▸ **Aim of the task**
Nothing but the text of the records belongs in your answer: repeat all of it exactly and leave out the images.
=== Section Start ===
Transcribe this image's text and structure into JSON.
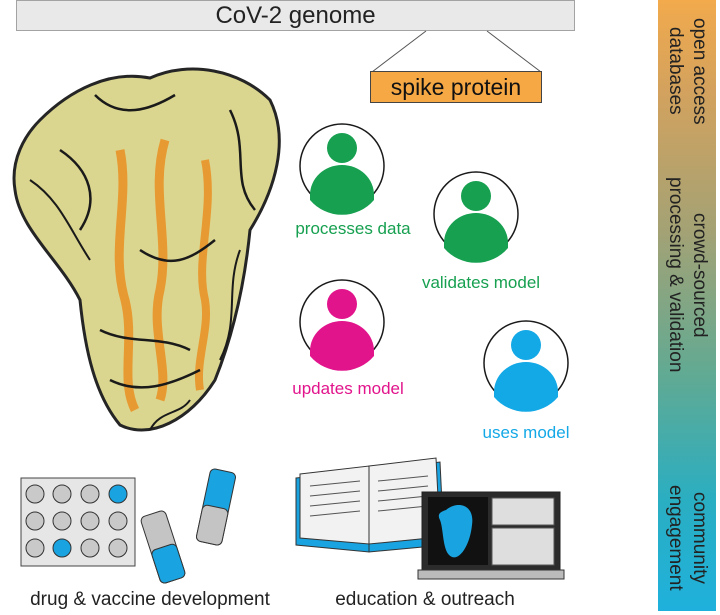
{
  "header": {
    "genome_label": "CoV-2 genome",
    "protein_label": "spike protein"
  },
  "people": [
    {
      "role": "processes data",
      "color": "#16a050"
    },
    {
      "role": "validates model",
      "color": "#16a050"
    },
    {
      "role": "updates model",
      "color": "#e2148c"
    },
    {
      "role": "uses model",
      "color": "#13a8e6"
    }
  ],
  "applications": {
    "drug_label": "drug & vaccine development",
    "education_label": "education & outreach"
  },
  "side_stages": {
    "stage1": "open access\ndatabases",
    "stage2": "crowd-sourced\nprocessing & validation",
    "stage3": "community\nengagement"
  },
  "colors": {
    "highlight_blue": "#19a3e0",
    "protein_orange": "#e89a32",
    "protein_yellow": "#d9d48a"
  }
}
=== Section End ===
▸ **Response to the task**
Transcribe this image's text and structure into JSON.
{
  "header": {
    "genome_label": "CoV-2 genome",
    "protein_label": "spike protein"
  },
  "people": [
    {
      "role": "processes data",
      "color": "#16a050"
    },
    {
      "role": "validates model",
      "color": "#16a050"
    },
    {
      "role": "updates model",
      "color": "#e2148c"
    },
    {
      "role": "uses model",
      "color": "#13a8e6"
    }
  ],
  "applications": {
    "drug_label": "drug & vaccine development",
    "education_label": "education & outreach"
  },
  "side_stages": {
    "stage1": "open access\ndatabases",
    "stage2": "crowd-sourced\nprocessing & validation",
    "stage3": "community\nengagement"
  },
  "colors": {
    "highlight_blue": "#19a3e0",
    "protein_orange": "#e89a32",
    "protein_yellow": "#d9d48a"
  }
}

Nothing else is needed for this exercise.